THE REQUEST
Put the listing into a Markdown table with the columns Row and Listing line, from the first line through the line with "list each element", both included. Skip blank lines and leave out the pictures.

GIVEN RECORDS
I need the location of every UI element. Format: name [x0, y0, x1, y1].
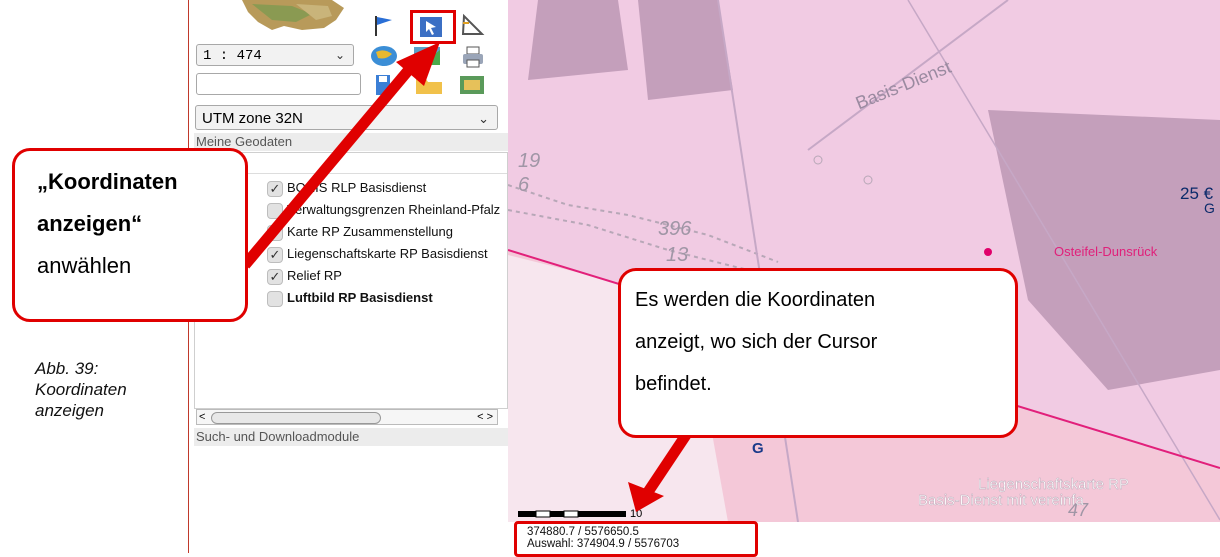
callout-select-coordinates: „Koordinaten anzeigen“ anwählen [12, 148, 248, 322]
arrow-line [643, 428, 693, 496]
callout-coordinates-shown: Es werden die Koordinaten anzeigt, wo si… [618, 268, 1018, 438]
callout-line: anwählen [37, 253, 132, 278]
arrow-line [240, 62, 417, 269]
callout-line: „Koordinaten [37, 169, 178, 194]
callout-line: anzeigt, wo sich der Cursor [635, 331, 878, 353]
callout-line: Es werden die Koordinaten [635, 289, 876, 311]
callout-line: anzeigen“ [37, 211, 143, 236]
callout-line: befindet. [635, 373, 712, 395]
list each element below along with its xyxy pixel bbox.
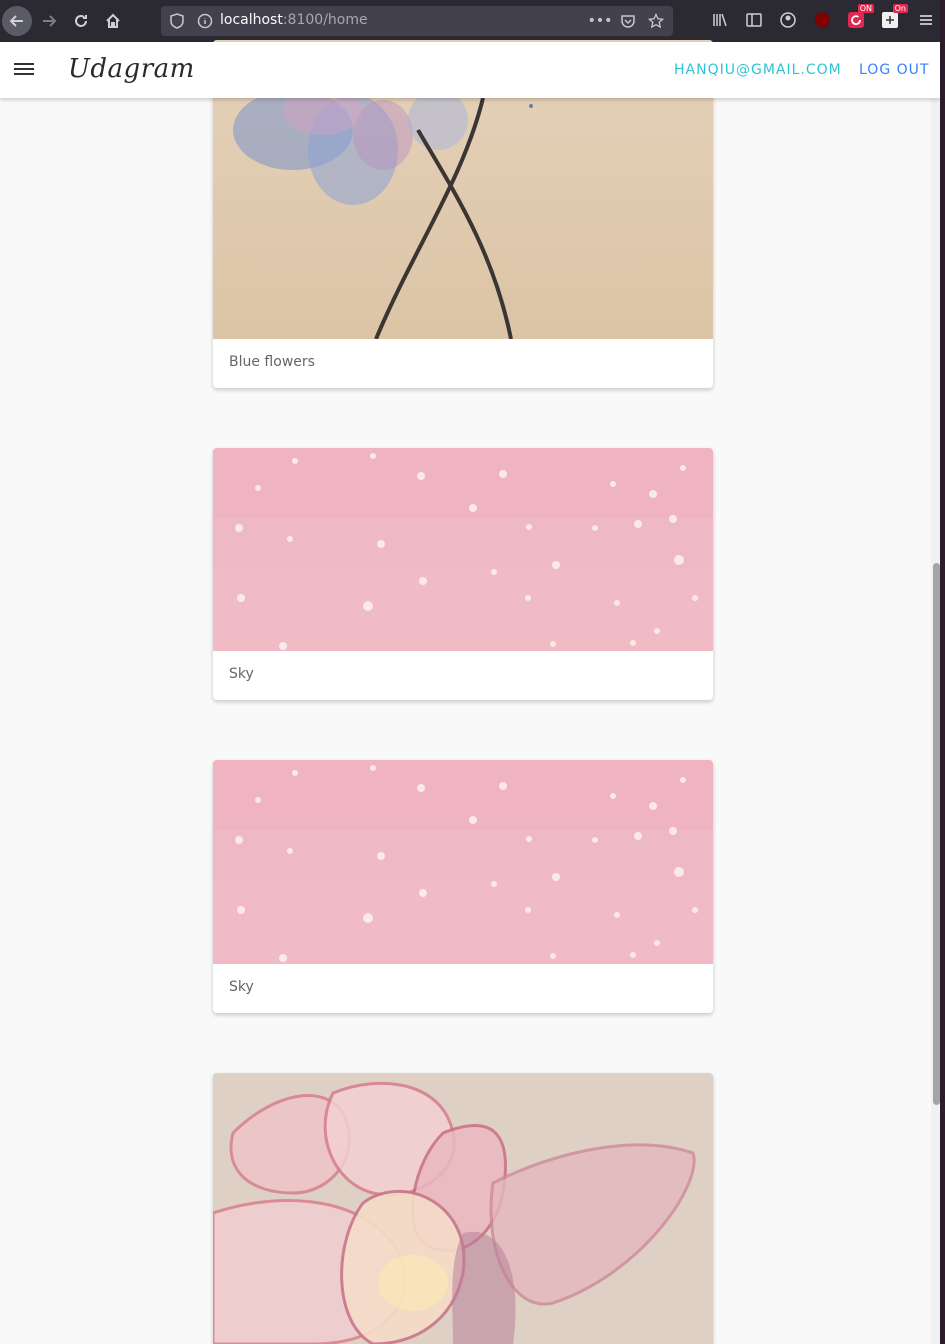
extension-icon[interactable]: On [880,4,908,30]
back-button[interactable] [2,6,32,36]
feed-caption: Sky [229,979,254,995]
feed-image [213,1073,713,1344]
feed-card [213,1073,713,1344]
home-button[interactable] [98,6,128,36]
library-icon[interactable] [710,10,730,30]
browser-menu-icon[interactable] [917,11,935,33]
address-bar[interactable]: localhost:8100/home ••• [161,6,673,36]
feed-card: Sky [213,448,713,700]
scrollbar-thumb[interactable] [933,563,940,1105]
window-edge [940,0,945,1344]
sidebar-icon[interactable] [744,10,764,30]
ublock-icon[interactable] [812,10,832,30]
logout-button[interactable]: LOG OUT [859,62,929,78]
extension-badge: ON [857,4,874,13]
url-path: :8100/home [282,12,368,28]
user-email-link[interactable]: HANQIU@GMAIL.COM [674,62,842,78]
browser-toolbar: localhost:8100/home ••• ON On [0,0,945,42]
account-icon[interactable] [778,10,798,30]
menu-icon[interactable] [14,60,34,80]
pink-lotus-image [213,1073,713,1344]
shield-icon[interactable] [169,13,185,33]
extension-refresh-icon[interactable]: ON [846,4,874,30]
pocket-icon[interactable] [619,12,637,30]
forward-button[interactable] [34,6,64,36]
url-text[interactable]: localhost:8100/home [220,12,368,28]
feed-image [213,448,713,651]
pink-sky-image [213,448,713,651]
bookmark-star-icon[interactable] [647,12,665,30]
extension-badge-2: On [892,4,908,13]
arrow-right-icon [43,15,57,27]
brand-logo: Udagram [68,54,195,84]
reload-button[interactable] [66,6,96,36]
feed-caption: Sky [229,666,254,682]
feed-caption: Blue flowers [229,354,315,370]
feed-image [213,760,713,964]
more-actions-icon[interactable]: ••• [588,12,613,30]
pink-sky-image [213,760,713,964]
app-header: Udagram HANQIU@GMAIL.COM LOG OUT [0,42,940,98]
info-icon[interactable] [197,13,213,33]
arrow-left-icon [9,15,23,27]
home-icon [106,13,120,28]
feed-card: Sky [213,760,713,1013]
reload-icon [75,15,87,27]
url-host: localhost [220,12,283,28]
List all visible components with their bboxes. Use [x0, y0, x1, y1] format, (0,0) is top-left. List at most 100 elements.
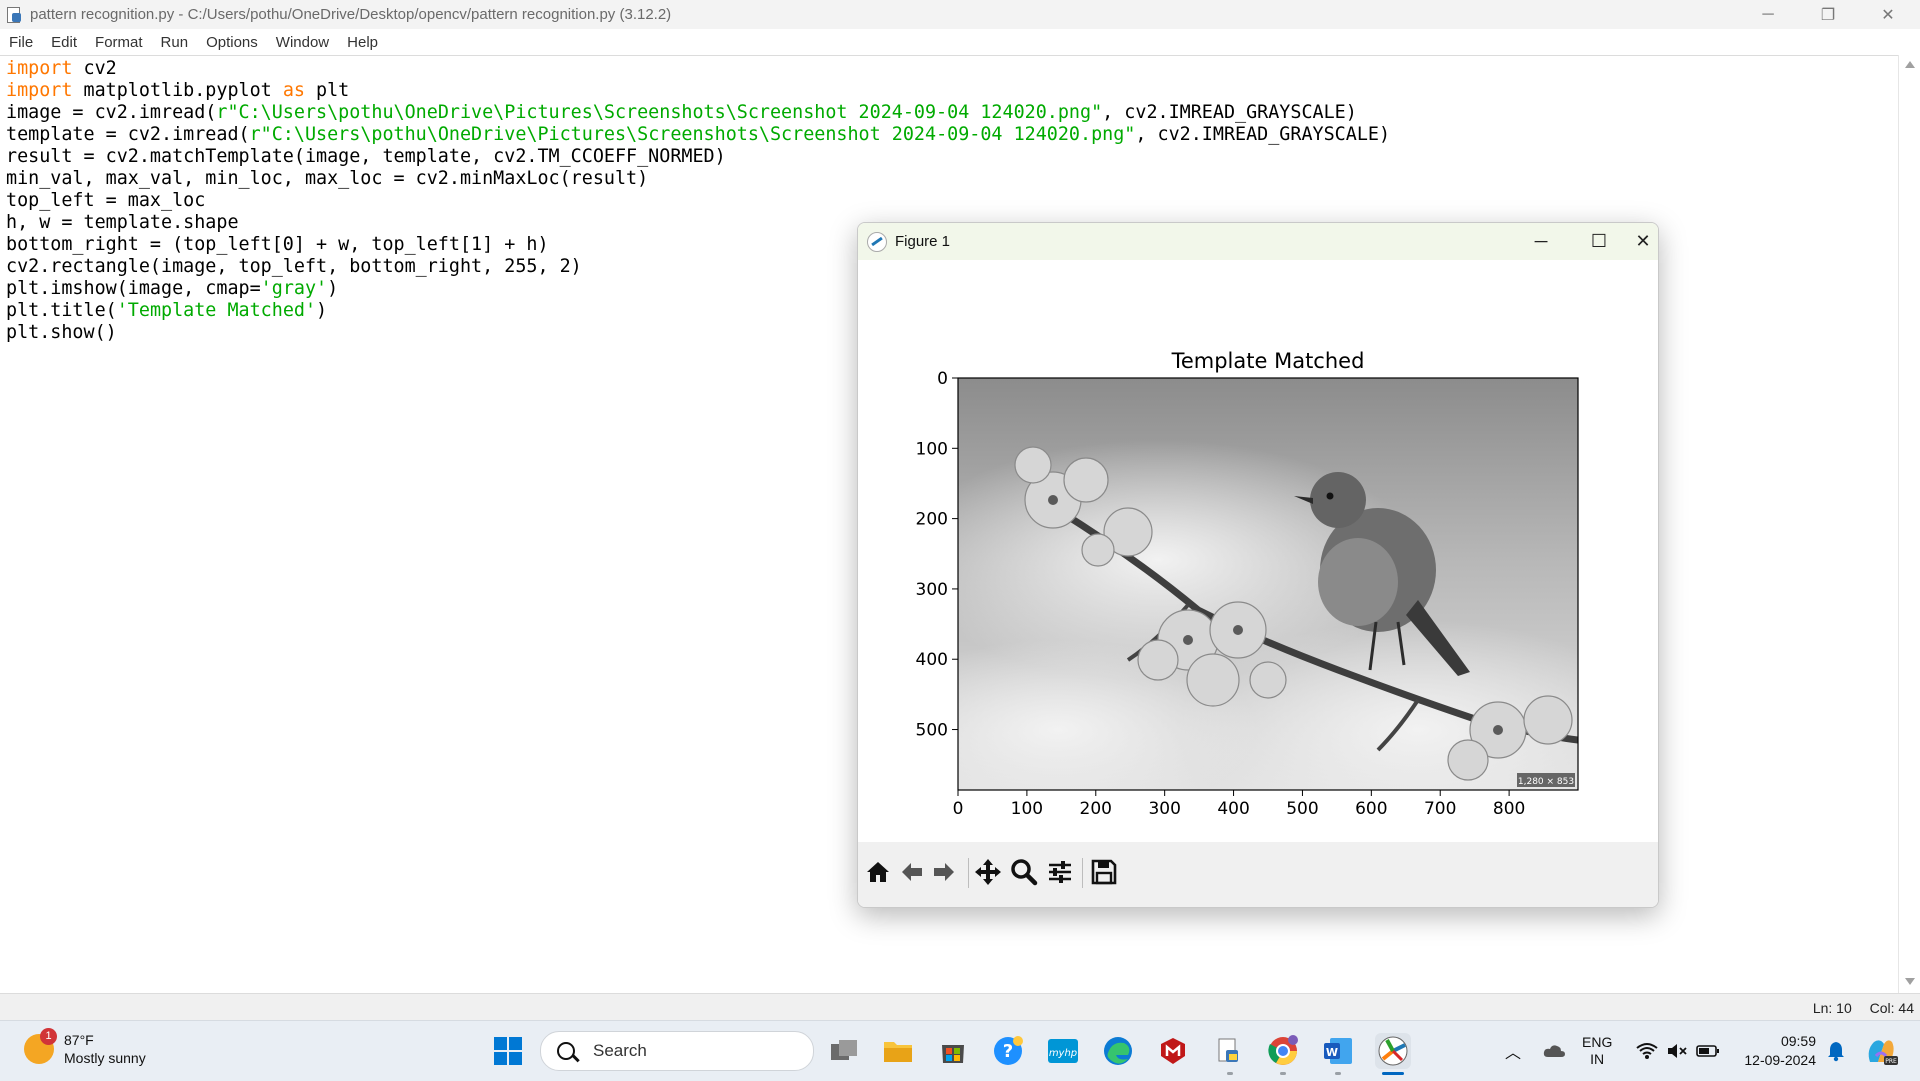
figure-close-button[interactable]: ✕ — [1628, 223, 1658, 260]
menu-help[interactable]: Help — [347, 34, 378, 51]
svg-text:PRE: PRE — [1885, 1058, 1897, 1065]
menu-format[interactable]: Format — [95, 34, 143, 51]
word-button[interactable]: W — [1320, 1033, 1356, 1069]
weather-widget[interactable]: 1 87°F Mostly sunny — [24, 1028, 146, 1067]
scroll-up-icon[interactable] — [1905, 61, 1915, 68]
language-indicator[interactable]: ENG IN — [1582, 1021, 1612, 1081]
configure-subplots-icon — [1049, 861, 1071, 883]
figure-maximize-button[interactable]: ☐ — [1570, 223, 1628, 260]
running-indicator — [1227, 1072, 1233, 1075]
task-view-icon — [831, 1040, 857, 1060]
code-line[interactable]: min_val, max_val, min_loc, max_loc = cv2… — [6, 168, 1390, 190]
onedrive-button[interactable] — [1542, 1021, 1566, 1081]
y-tick-label: 300 — [916, 580, 948, 600]
restore-icon: ❐ — [1820, 6, 1836, 24]
menu-edit[interactable]: Edit — [51, 34, 77, 51]
scroll-down-icon[interactable] — [1905, 978, 1915, 985]
x-tick-label: 100 — [1011, 799, 1043, 819]
help-icon: ? — [994, 1036, 1023, 1065]
idle-file-button[interactable] — [1210, 1033, 1246, 1069]
pan-button[interactable] — [972, 856, 1004, 888]
minimize-button[interactable]: ─ — [1740, 0, 1796, 29]
clock[interactable]: 09:59 12-09-2024 — [1736, 1021, 1816, 1081]
code-line[interactable]: result = cv2.matchTemplate(image, templa… — [6, 146, 1390, 168]
home-button[interactable] — [862, 856, 894, 888]
edge-icon — [1104, 1037, 1132, 1065]
region-code: IN — [1590, 1051, 1605, 1067]
menu-run[interactable]: Run — [161, 34, 189, 51]
notifications-button[interactable] — [1826, 1021, 1846, 1081]
zoom-button[interactable] — [1008, 856, 1040, 888]
toolbar-separator — [968, 858, 969, 888]
image-size-text: 1,280 × 853 — [1518, 777, 1574, 787]
taskbar-search[interactable]: Search — [540, 1031, 814, 1071]
code-line[interactable]: top_left = max_loc — [6, 190, 1390, 212]
save-icon — [1091, 859, 1117, 885]
matplotlib-figure-button[interactable] — [1375, 1033, 1411, 1069]
language-code: ENG — [1582, 1034, 1613, 1050]
line-indicator: Ln: 10 — [1812, 1000, 1852, 1016]
code-line[interactable]: import cv2 — [6, 58, 1390, 80]
battery-icon — [1696, 1045, 1719, 1057]
file-explorer-button[interactable] — [880, 1033, 916, 1069]
home-icon — [867, 862, 889, 882]
menu-file[interactable]: File — [9, 34, 33, 51]
back-button[interactable] — [896, 856, 928, 888]
plot-title: Template Matched — [1171, 349, 1365, 373]
help-app-button[interactable]: ? — [990, 1033, 1026, 1069]
svg-text:myhp: myhp — [1049, 1048, 1077, 1059]
myhp-button[interactable]: myhp — [1045, 1033, 1081, 1069]
copilot-button[interactable]: PRE — [1864, 1021, 1898, 1081]
start-button[interactable] — [490, 1033, 526, 1069]
save-button[interactable] — [1088, 856, 1120, 888]
close-icon: ✕ — [1881, 6, 1895, 24]
figure-title-bar: Figure 1 ─ ☐ ✕ — [858, 223, 1658, 260]
back-arrow-icon — [902, 863, 922, 881]
task-view-button[interactable] — [826, 1033, 862, 1069]
y-tick-label: 400 — [916, 650, 948, 670]
minimize-icon: ─ — [1762, 5, 1774, 23]
figure-window[interactable]: Figure 1 ─ ☐ ✕ Template Matched 1,280 × … — [857, 222, 1659, 908]
y-tick-label: 100 — [916, 439, 948, 459]
x-axis-ticks: 0 100 200 300 400 500 600 700 800 — [953, 790, 1525, 819]
maximize-icon: ☐ — [1590, 231, 1608, 251]
menu-window[interactable]: Window — [276, 34, 329, 51]
code-line[interactable]: import matplotlib.pyplot as plt — [6, 80, 1390, 102]
menu-bar: File Edit Format Run Options Window Help — [0, 29, 1920, 55]
weather-description: Mostly sunny — [64, 1050, 146, 1066]
forward-button[interactable] — [928, 856, 960, 888]
vertical-scrollbar[interactable] — [1898, 55, 1920, 993]
chevron-up-icon: ︿ — [1505, 1045, 1522, 1062]
search-icon — [557, 1042, 575, 1060]
x-tick-label: 500 — [1286, 799, 1318, 819]
bell-icon — [1828, 1042, 1844, 1062]
weather-sun-icon: 1 — [24, 1028, 57, 1064]
python-file-icon — [6, 6, 22, 23]
minimize-icon: ─ — [1534, 231, 1548, 251]
code-line[interactable]: image = cv2.imread(r"C:\Users\pothu\OneD… — [6, 102, 1390, 124]
svg-text:W: W — [1326, 1046, 1338, 1059]
restore-button[interactable]: ❐ — [1800, 0, 1856, 29]
running-indicator — [1280, 1072, 1286, 1075]
window-title-bar: pattern recognition.py - C:/Users/pothu/… — [0, 0, 1920, 29]
window-title: pattern recognition.py - C:/Users/pothu/… — [30, 6, 672, 23]
chrome-button[interactable] — [1265, 1033, 1301, 1069]
network-button[interactable] — [1636, 1021, 1658, 1081]
edge-browser-button[interactable] — [1100, 1033, 1136, 1069]
matplotlib-icon — [1378, 1036, 1408, 1066]
menu-options[interactable]: Options — [206, 34, 258, 51]
volume-button[interactable] — [1666, 1021, 1688, 1081]
microsoft-store-button[interactable] — [935, 1033, 971, 1069]
close-icon: ✕ — [1635, 231, 1651, 251]
battery-button[interactable] — [1696, 1021, 1720, 1081]
x-tick-label: 700 — [1424, 799, 1456, 819]
close-button[interactable]: ✕ — [1860, 0, 1916, 29]
show-hidden-icons-button[interactable]: ︿ — [1505, 1021, 1521, 1081]
plot-canvas[interactable]: Template Matched 1,280 × 853 0 100 200 3… — [858, 260, 1658, 842]
weather-temperature: 87°F — [64, 1032, 94, 1048]
figure-minimize-button[interactable]: ─ — [1512, 223, 1570, 260]
forward-arrow-icon — [934, 863, 954, 881]
mcafee-button[interactable] — [1155, 1033, 1191, 1069]
configure-subplots-button[interactable] — [1044, 856, 1076, 888]
code-line[interactable]: template = cv2.imread(r"C:\Users\pothu\O… — [6, 124, 1390, 146]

WRITTEN REPLY
| Row | Listing line |
|---|---|
| 1 | I need the location of every UI element. Format: name [x0, y0, x1, y1]. |
| 2 | callout-select-coordinates: „Koordinaten anzeigen“ anwählen [12, 148, 248, 322] |
| 3 | arrow-line [643, 428, 693, 496] |
| 4 | callout-coordinates-shown: Es werden die Koordinaten anzeigt, wo si… [618, 268, 1018, 438] |
| 5 | callout-line: anwählen [37, 253, 132, 278] |
| 6 | arrow-line [240, 62, 417, 269] |
| 7 | callout-line: „Koordinaten [37, 169, 178, 194] |
| 8 | callout-line: anzeigt, wo sich der Cursor [635, 331, 878, 353] |
| 9 | callout-line: Es werden die Koordinaten [635, 289, 876, 311] |
| 10 | callout-line: anzeigen“ [37, 211, 143, 236] |
| 11 | callout-line: befindet. [635, 373, 712, 395] |
| 12 | list each element below along with its xyxy pixel bbox. |